### [Provided information]
[BEGIN]

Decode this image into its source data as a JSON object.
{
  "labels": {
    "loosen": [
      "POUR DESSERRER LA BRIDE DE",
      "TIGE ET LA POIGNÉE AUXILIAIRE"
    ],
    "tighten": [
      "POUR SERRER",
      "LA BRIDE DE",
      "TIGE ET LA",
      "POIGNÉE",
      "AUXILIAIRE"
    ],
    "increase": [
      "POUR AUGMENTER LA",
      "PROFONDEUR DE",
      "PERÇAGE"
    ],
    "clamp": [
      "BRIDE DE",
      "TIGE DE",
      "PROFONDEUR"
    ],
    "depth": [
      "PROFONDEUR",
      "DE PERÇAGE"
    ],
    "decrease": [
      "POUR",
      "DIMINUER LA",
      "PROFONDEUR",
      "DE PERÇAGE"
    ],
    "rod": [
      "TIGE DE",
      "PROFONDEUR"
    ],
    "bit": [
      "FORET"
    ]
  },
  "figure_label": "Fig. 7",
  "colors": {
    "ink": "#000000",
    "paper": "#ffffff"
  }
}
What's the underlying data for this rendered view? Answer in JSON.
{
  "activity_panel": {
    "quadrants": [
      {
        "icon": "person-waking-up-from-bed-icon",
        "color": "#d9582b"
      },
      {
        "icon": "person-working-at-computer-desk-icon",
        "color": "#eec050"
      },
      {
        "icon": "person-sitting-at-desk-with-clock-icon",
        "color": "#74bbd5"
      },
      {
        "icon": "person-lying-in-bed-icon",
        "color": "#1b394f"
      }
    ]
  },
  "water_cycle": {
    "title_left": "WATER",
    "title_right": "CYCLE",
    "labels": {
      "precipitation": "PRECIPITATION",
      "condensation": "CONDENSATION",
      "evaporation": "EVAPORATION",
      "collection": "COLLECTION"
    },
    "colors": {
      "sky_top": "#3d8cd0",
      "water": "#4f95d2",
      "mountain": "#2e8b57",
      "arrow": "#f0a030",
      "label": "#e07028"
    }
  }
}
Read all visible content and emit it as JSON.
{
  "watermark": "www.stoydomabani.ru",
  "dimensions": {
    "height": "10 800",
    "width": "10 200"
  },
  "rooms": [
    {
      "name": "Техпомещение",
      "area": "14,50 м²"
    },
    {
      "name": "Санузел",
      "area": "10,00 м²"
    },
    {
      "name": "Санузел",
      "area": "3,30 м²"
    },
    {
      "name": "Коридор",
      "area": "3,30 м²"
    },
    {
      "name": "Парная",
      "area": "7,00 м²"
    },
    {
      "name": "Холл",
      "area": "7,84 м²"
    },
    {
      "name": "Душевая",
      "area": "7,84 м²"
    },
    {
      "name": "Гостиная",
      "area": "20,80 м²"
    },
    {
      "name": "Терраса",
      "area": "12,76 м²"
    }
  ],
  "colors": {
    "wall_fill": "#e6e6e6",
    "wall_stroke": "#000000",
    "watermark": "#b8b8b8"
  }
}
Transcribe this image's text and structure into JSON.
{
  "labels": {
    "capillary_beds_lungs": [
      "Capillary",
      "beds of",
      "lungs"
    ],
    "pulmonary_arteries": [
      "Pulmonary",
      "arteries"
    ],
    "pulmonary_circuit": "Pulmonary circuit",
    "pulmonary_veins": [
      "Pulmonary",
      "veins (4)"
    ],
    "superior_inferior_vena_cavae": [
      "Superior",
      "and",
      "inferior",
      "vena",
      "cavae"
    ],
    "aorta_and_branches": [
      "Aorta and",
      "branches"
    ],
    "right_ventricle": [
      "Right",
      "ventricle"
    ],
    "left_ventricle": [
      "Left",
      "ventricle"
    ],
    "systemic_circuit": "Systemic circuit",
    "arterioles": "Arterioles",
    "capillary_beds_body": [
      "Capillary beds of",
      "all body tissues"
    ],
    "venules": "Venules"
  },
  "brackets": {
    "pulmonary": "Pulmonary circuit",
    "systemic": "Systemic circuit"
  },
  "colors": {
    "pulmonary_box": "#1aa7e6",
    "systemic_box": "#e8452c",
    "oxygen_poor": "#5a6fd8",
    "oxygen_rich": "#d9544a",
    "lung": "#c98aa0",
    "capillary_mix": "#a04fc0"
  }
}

[END]

### [Work to do]
Copy all lines from the entries that contain the word "area".

### [Full answer]
      "area": "14,50 м²"
      "area": "10,00 м²"
      "area": "3,30 м²"
      "area": "3,30 м²"
      "area": "7,00 м²"
      "area": "7,84 м²"
      "area": "7,84 м²"
      "area": "20,80 м²"
      "area": "12,76 м²"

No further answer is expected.